## TASK TO COMPLETE
Can you reproduce the passage on Colombia's pink cocaine word for word, from "All these substances" up to and including "cook, under reserve."?

## PASSAGE TO READ
Far from the cocaine processing laboratories, deep in the jungle, any apartment in Medellin is where “tusibi,” Colombia’s party drug of choice, is cooked up.
Also called “pink cocaine,” the colorful powder consumed in electronic music clubs has no chemical relation to Colombia‘s massively exports of coca leaf-based stimulants.
In reality, “tusi” is a cocktail of several substances, mainly ketamine, an anesthetic used on animals. “Each cook manages his proportions, and there are as many recipes as there are cooks in the world,” explains a pharmaceutical chemist who prepares the mixture in a water bath to sell it at parties and among his social circle in Medellin.
His recipe contains mainly ketamine, to which he adds ecstasy and the hallucinogen mescaline.
All these substances are available on the black drug market in Colombia’s second city for $180. The 15 grams of pink powder that result from the process are worth about $1,500 on the streets. “It generates states of euphoria as if you were drunk. It generates joy, exaltation,” explains the “tusibi” cook, under reserve.
In other regions, the mixture includes psychiatric drugs from the benzodiazepine family and even opioids, highly addictive painkillers that have killed more than 500,000 people in the United States, explains Diana Pava, a toxicologist with the National University’s Psychoactive Substances Research Group.

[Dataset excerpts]
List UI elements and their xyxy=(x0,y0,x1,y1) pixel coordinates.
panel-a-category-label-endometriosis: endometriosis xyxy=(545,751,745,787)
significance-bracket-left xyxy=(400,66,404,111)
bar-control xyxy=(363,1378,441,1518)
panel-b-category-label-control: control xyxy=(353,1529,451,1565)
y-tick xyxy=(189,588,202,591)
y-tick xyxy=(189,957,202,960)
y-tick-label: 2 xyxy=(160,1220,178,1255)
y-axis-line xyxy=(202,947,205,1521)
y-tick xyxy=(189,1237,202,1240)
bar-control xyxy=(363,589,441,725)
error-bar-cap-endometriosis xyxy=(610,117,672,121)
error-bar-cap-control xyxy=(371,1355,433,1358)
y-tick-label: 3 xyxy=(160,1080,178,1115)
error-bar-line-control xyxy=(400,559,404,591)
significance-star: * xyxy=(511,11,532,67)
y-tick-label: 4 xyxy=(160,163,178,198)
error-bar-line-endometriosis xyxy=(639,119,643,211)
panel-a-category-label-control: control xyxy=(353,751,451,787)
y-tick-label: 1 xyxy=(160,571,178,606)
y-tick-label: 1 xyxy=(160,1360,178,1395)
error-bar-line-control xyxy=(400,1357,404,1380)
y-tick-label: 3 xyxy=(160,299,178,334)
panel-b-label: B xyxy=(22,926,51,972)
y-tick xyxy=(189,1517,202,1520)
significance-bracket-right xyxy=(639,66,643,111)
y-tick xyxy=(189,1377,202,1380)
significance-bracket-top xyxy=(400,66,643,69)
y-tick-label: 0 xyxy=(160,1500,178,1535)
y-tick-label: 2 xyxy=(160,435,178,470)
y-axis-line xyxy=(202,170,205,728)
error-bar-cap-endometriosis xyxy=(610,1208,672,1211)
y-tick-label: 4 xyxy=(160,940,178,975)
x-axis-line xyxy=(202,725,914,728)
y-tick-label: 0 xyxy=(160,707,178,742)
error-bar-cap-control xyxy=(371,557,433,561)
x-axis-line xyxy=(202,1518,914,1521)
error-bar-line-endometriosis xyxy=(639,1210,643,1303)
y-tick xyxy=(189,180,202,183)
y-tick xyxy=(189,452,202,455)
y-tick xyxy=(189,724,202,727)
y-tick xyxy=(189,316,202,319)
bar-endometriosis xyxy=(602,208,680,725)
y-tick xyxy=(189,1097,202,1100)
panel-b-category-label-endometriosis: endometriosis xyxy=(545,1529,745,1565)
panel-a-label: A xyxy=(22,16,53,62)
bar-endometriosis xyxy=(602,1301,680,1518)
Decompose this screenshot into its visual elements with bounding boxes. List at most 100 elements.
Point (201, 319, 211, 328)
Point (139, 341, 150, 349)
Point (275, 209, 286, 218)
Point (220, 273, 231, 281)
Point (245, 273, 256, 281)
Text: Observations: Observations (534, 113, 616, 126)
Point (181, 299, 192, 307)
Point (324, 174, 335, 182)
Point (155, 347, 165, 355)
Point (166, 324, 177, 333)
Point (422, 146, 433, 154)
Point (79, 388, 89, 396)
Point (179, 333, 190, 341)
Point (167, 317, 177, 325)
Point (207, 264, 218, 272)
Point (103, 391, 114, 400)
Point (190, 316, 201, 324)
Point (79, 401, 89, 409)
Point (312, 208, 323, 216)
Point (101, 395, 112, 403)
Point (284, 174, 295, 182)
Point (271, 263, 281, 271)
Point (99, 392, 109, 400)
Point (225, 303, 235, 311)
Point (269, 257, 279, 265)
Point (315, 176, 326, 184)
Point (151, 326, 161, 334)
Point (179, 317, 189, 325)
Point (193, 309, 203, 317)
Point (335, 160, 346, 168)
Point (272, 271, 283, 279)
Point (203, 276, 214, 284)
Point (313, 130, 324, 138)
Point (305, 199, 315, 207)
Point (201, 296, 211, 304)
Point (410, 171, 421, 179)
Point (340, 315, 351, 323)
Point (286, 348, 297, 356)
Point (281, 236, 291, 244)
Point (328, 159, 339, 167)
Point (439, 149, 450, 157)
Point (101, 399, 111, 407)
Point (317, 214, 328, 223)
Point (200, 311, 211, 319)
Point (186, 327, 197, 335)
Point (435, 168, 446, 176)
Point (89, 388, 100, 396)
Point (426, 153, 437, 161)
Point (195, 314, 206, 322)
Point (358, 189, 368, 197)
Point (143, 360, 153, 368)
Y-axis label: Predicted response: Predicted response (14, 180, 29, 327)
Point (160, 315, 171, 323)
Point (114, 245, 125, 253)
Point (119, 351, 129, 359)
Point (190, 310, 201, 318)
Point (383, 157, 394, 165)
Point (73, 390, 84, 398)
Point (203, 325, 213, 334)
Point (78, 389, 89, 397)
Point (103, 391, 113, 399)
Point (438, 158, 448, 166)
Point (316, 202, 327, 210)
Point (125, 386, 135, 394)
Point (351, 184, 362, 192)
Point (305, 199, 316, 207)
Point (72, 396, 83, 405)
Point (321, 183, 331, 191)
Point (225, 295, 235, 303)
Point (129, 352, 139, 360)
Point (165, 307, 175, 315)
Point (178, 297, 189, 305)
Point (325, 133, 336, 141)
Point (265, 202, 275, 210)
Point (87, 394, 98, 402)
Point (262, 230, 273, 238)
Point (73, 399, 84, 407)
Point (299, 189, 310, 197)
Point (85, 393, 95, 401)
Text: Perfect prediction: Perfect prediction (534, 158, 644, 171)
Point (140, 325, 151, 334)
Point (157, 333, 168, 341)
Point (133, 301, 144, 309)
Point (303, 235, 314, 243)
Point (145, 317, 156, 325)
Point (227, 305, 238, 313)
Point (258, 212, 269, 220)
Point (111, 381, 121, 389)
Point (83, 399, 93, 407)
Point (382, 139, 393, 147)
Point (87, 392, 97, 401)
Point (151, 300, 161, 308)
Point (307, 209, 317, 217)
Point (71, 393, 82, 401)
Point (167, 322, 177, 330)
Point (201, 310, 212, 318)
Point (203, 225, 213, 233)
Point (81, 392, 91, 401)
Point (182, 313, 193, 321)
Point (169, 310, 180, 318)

## WRITTEN ANSWER
All these substances are available on the black drug market in Colombia’s second city for $180. The 15 grams of pink powder that result from the process are worth about $1,500 on the streets. “It generates states of euphoria as if you were drunk. It generates joy, exaltation,” explains the “tusibi” cook, under reserve.